Stated task. Collect each line containing "NCCIS".
— Begin Records provided —
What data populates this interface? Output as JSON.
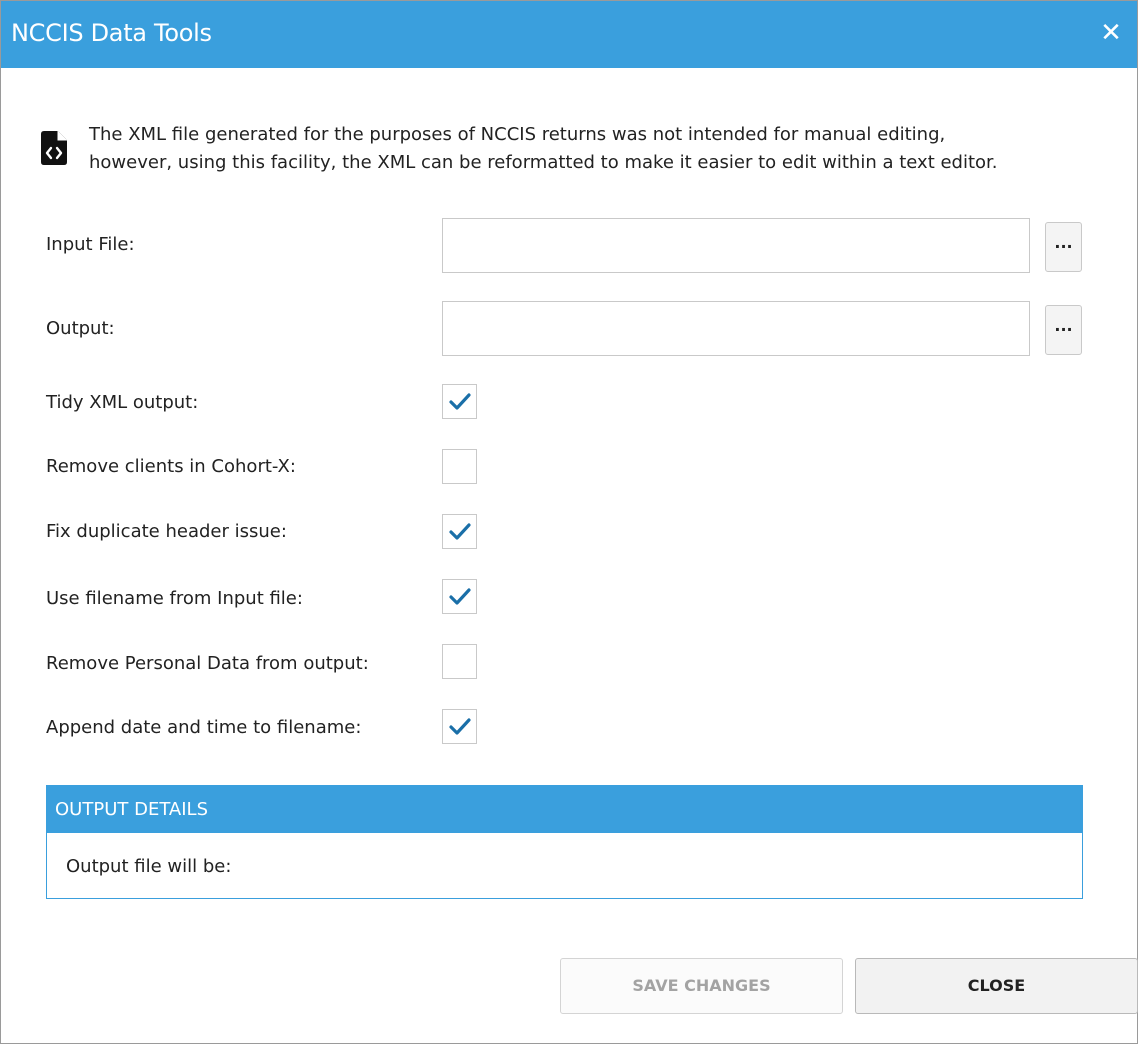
{
  "window": {
    "title": "NCCIS Data Tools",
    "close_glyph": "✕"
  },
  "info": {
    "icon": "file-code-icon",
    "line1": "The XML file generated for the purposes of NCCIS returns was not intended for manual editing,",
    "line2": "however, using this facility, the XML can be reformatted to make it easier to edit within a text editor."
  },
  "form": {
    "input_file": {
      "label": "Input File:",
      "value": "",
      "browse_label": "..."
    },
    "output": {
      "label": "Output:",
      "value": "",
      "browse_label": "..."
    },
    "options": [
      {
        "label": "Tidy XML output:",
        "checked": true
      },
      {
        "label": "Remove clients in Cohort-X:",
        "checked": false
      },
      {
        "label": "Fix duplicate header issue:",
        "checked": true
      },
      {
        "label": "Use filename from Input file:",
        "checked": true
      },
      {
        "label": "Remove Personal Data from output:",
        "checked": false
      },
      {
        "label": "Append date and time to filename:",
        "checked": true
      }
    ]
  },
  "output_details": {
    "header": "OUTPUT DETAILS",
    "body": "Output file will be:"
  },
  "buttons": {
    "save": "SAVE CHANGES",
    "save_enabled": false,
    "close": "CLOSE"
  },
  "colors": {
    "accent": "#3a9fdd",
    "check": "#1a6fa8"
  }
}
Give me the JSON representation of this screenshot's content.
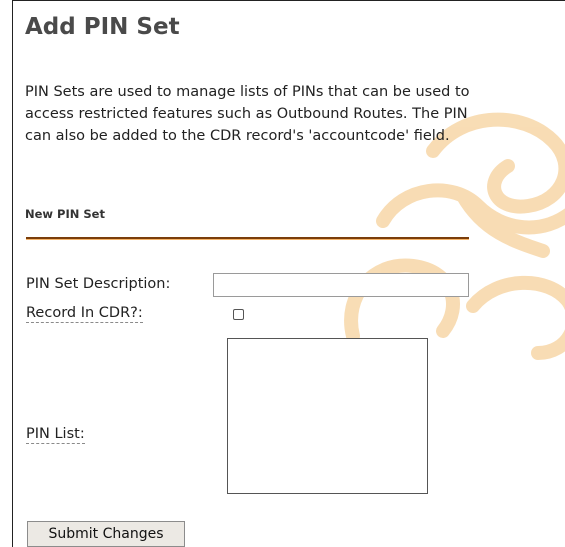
{
  "page": {
    "title": "Add PIN Set",
    "intro_lines": [
      "PIN Sets are used to manage lists of PINs that can be used to",
      "access restricted features such as Outbound Routes. The PIN",
      "can also be added to the CDR record's 'accountcode' field."
    ]
  },
  "form": {
    "section_heading": "New PIN Set",
    "description_label": "PIN Set Description:",
    "description_value": "",
    "record_cdr_label": "Record In CDR?:",
    "record_cdr_checked": false,
    "pin_list_label": "PIN List:",
    "pin_list_value": "",
    "submit_label": "Submit Changes"
  },
  "colors": {
    "section_rule": "#7a3d0a",
    "watermark": "#f7c98a"
  },
  "icons": {
    "watermark": "freepbx-watermark-icon"
  }
}
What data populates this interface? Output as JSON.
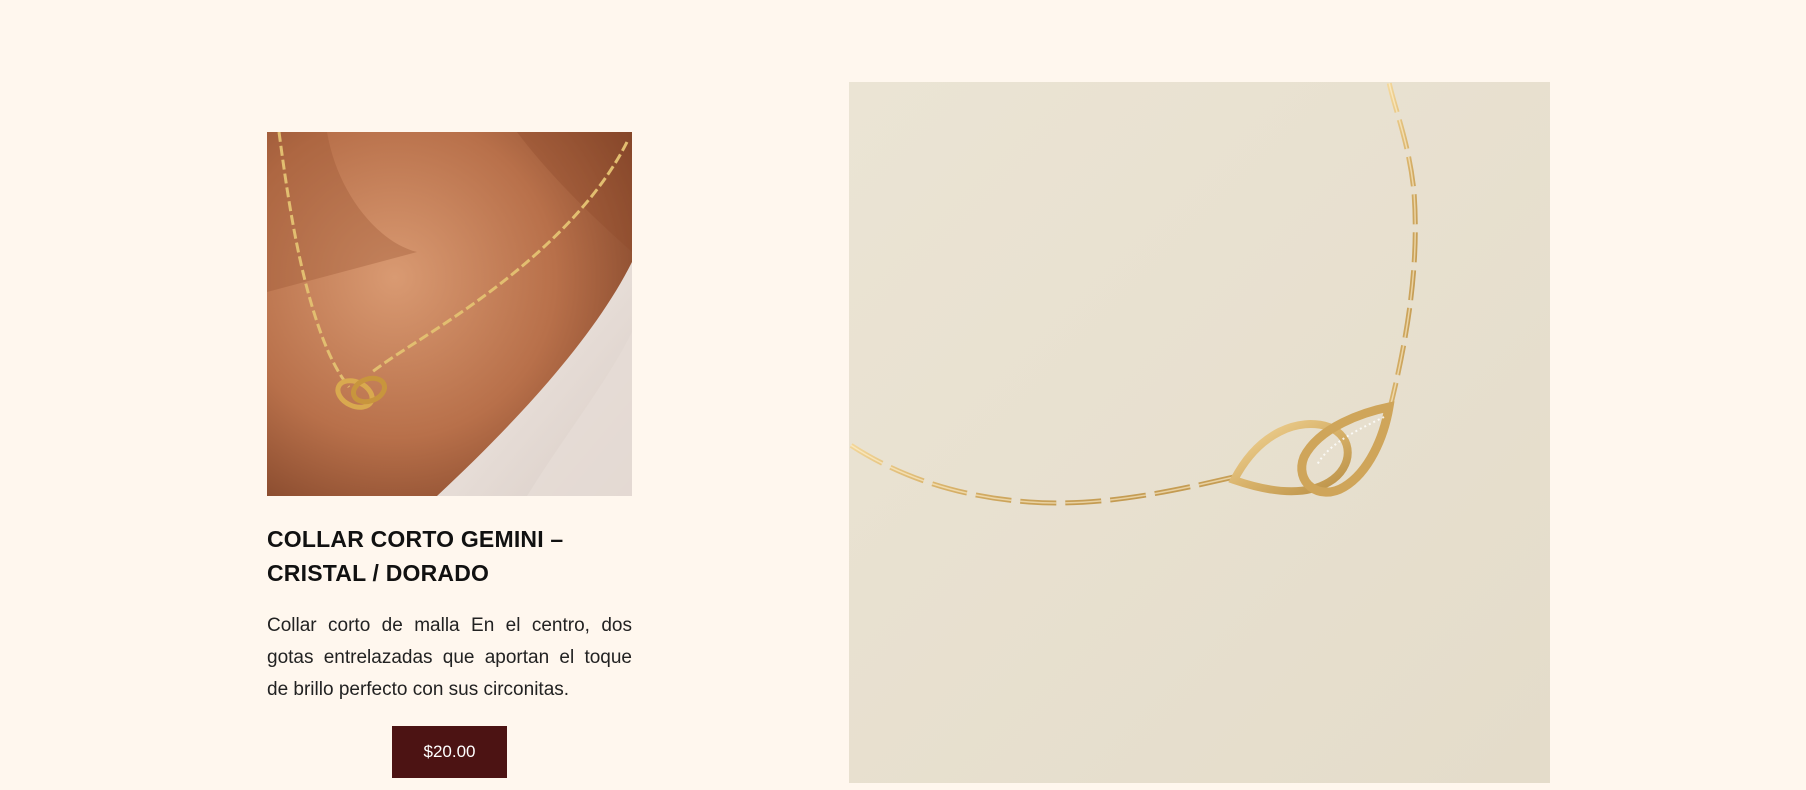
{
  "product": {
    "title": "COLLAR CORTO GEMINI – CRISTAL / DORADO",
    "description": "Collar corto de malla En el centro, dos gotas entrelazadas que aportan el toque de brillo perfecto con sus circonitas.",
    "price_label": "$20.00"
  },
  "images": {
    "model_photo": "necklace-on-model-photo",
    "product_photo": "necklace-product-photo"
  },
  "colors": {
    "page_background": "#fff7ee",
    "button_background": "#4c1313",
    "button_text": "#ffffff",
    "gold": "#d8b26a"
  }
}
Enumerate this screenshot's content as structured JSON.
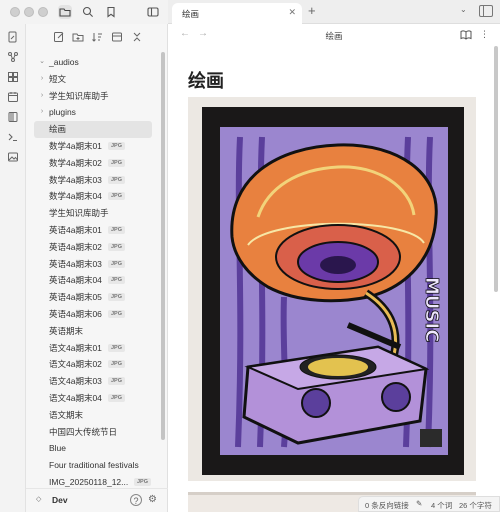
{
  "sidebar": {
    "items": [
      {
        "type": "folder",
        "label": "_audios",
        "expanded": true,
        "badge": ""
      },
      {
        "type": "folder",
        "label": "短文",
        "expanded": false,
        "badge": ""
      },
      {
        "type": "folder",
        "label": "学生知识库助手",
        "expanded": false,
        "badge": ""
      },
      {
        "type": "folder",
        "label": "plugins",
        "expanded": false,
        "badge": ""
      },
      {
        "type": "file",
        "label": "绘画",
        "active": true,
        "badge": ""
      },
      {
        "type": "file",
        "label": "数学4a期末01",
        "badge": "JPG"
      },
      {
        "type": "file",
        "label": "数学4a期末02",
        "badge": "JPG"
      },
      {
        "type": "file",
        "label": "数学4a期末03",
        "badge": "JPG"
      },
      {
        "type": "file",
        "label": "数学4a期末04",
        "badge": "JPG"
      },
      {
        "type": "file",
        "label": "学生知识库助手",
        "badge": ""
      },
      {
        "type": "file",
        "label": "英语4a期末01",
        "badge": "JPG"
      },
      {
        "type": "file",
        "label": "英语4a期末02",
        "badge": "JPG"
      },
      {
        "type": "file",
        "label": "英语4a期末03",
        "badge": "JPG"
      },
      {
        "type": "file",
        "label": "英语4a期末04",
        "badge": "JPG"
      },
      {
        "type": "file",
        "label": "英语4a期末05",
        "badge": "JPG"
      },
      {
        "type": "file",
        "label": "英语4a期末06",
        "badge": "JPG"
      },
      {
        "type": "file",
        "label": "英语期末",
        "badge": ""
      },
      {
        "type": "file",
        "label": "语文4a期末01",
        "badge": "JPG"
      },
      {
        "type": "file",
        "label": "语文4a期末02",
        "badge": "JPG"
      },
      {
        "type": "file",
        "label": "语文4a期末03",
        "badge": "JPG"
      },
      {
        "type": "file",
        "label": "语文4a期末04",
        "badge": "JPG"
      },
      {
        "type": "file",
        "label": "语文期末",
        "badge": ""
      },
      {
        "type": "file",
        "label": "中国四大传统节日",
        "badge": ""
      },
      {
        "type": "file",
        "label": "Blue",
        "badge": ""
      },
      {
        "type": "file",
        "label": "Four traditional festivals",
        "badge": ""
      },
      {
        "type": "file",
        "label": "IMG_20250118_12...",
        "badge": "JPG"
      }
    ],
    "vault_name": "Dev"
  },
  "tab": {
    "title": "绘画",
    "close": "✕",
    "add": "+"
  },
  "view": {
    "title": "绘画",
    "back": "←",
    "forward": "→"
  },
  "note": {
    "title": "绘画",
    "artwork_text": "MUSIC"
  },
  "status": {
    "backlinks": "0 条反向链接",
    "words": "4 个词",
    "chars": "26 个字符"
  },
  "colors": {
    "accent": "#7a5cc7",
    "sidebar_bg": "#f6f6f6",
    "content_bg": "#ffffff"
  }
}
— End Records provided —
Task answer.
    "title": "NCCIS Data Tools",
    "line1": "The XML file generated for the purposes of NCCIS returns was not intended for manual editing,",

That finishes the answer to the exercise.